▶ **The task**
Repeat the material below exactly, line for line.

※ ※ ※

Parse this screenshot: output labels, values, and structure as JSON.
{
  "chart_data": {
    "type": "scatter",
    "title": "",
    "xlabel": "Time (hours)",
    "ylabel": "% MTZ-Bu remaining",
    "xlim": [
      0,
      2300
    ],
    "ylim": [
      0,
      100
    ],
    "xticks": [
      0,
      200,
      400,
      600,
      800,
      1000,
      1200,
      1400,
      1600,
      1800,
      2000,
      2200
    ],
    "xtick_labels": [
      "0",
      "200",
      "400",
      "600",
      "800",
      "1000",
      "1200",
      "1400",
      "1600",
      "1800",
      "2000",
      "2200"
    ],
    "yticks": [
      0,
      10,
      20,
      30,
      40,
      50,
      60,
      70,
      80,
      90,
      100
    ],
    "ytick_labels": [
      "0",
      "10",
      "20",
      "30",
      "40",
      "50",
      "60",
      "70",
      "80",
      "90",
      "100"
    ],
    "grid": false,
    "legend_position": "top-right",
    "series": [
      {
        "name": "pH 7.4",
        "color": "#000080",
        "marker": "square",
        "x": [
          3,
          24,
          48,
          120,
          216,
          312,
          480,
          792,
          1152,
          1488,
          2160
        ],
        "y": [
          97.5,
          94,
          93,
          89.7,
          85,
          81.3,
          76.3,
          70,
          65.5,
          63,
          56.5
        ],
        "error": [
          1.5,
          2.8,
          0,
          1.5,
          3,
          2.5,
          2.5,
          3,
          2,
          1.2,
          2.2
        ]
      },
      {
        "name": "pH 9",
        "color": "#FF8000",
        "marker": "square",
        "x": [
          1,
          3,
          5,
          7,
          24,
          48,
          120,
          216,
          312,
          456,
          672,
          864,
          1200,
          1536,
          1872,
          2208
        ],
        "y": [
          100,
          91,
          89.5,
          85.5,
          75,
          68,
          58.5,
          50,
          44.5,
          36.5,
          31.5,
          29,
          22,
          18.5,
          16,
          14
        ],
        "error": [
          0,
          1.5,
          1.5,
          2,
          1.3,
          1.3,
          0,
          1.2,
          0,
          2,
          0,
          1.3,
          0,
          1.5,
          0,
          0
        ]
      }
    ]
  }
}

※ ※ ※

▶ **Answer to this exercise**
Parse this screenshot: output labels, values, and structure as JSON.
{
  "chart_data": {
    "type": "scatter",
    "title": "",
    "xlabel": "Time (hours)",
    "ylabel": "% MTZ-Bu remaining",
    "xlim": [
      0,
      2300
    ],
    "ylim": [
      0,
      100
    ],
    "xticks": [
      0,
      200,
      400,
      600,
      800,
      1000,
      1200,
      1400,
      1600,
      1800,
      2000,
      2200
    ],
    "xtick_labels": [
      "0",
      "200",
      "400",
      "600",
      "800",
      "1000",
      "1200",
      "1400",
      "1600",
      "1800",
      "2000",
      "2200"
    ],
    "yticks": [
      0,
      10,
      20,
      30,
      40,
      50,
      60,
      70,
      80,
      90,
      100
    ],
    "ytick_labels": [
      "0",
      "10",
      "20",
      "30",
      "40",
      "50",
      "60",
      "70",
      "80",
      "90",
      "100"
    ],
    "grid": false,
    "legend_position": "top-right",
    "series": [
      {
        "name": "pH 7.4",
        "color": "#000080",
        "marker": "square",
        "x": [
          3,
          24,
          48,
          120,
          216,
          312,
          480,
          792,
          1152,
          1488,
          2160
        ],
        "y": [
          97.5,
          94,
          93,
          89.7,
          85,
          81.3,
          76.3,
          70,
          65.5,
          63,
          56.5
        ],
        "error": [
          1.5,
          2.8,
          0,
          1.5,
          3,
          2.5,
          2.5,
          3,
          2,
          1.2,
          2.2
        ]
      },
      {
        "name": "pH 9",
        "color": "#FF8000",
        "marker": "square",
        "x": [
          1,
          3,
          5,
          7,
          24,
          48,
          120,
          216,
          312,
          456,
          672,
          864,
          1200,
          1536,
          1872,
          2208
        ],
        "y": [
          100,
          91,
          89.5,
          85.5,
          75,
          68,
          58.5,
          50,
          44.5,
          36.5,
          31.5,
          29,
          22,
          18.5,
          16,
          14
        ],
        "error": [
          0,
          1.5,
          1.5,
          2,
          1.3,
          1.3,
          0,
          1.2,
          0,
          2,
          0,
          1.3,
          0,
          1.5,
          0,
          0
        ]
      }
    ]
  }
}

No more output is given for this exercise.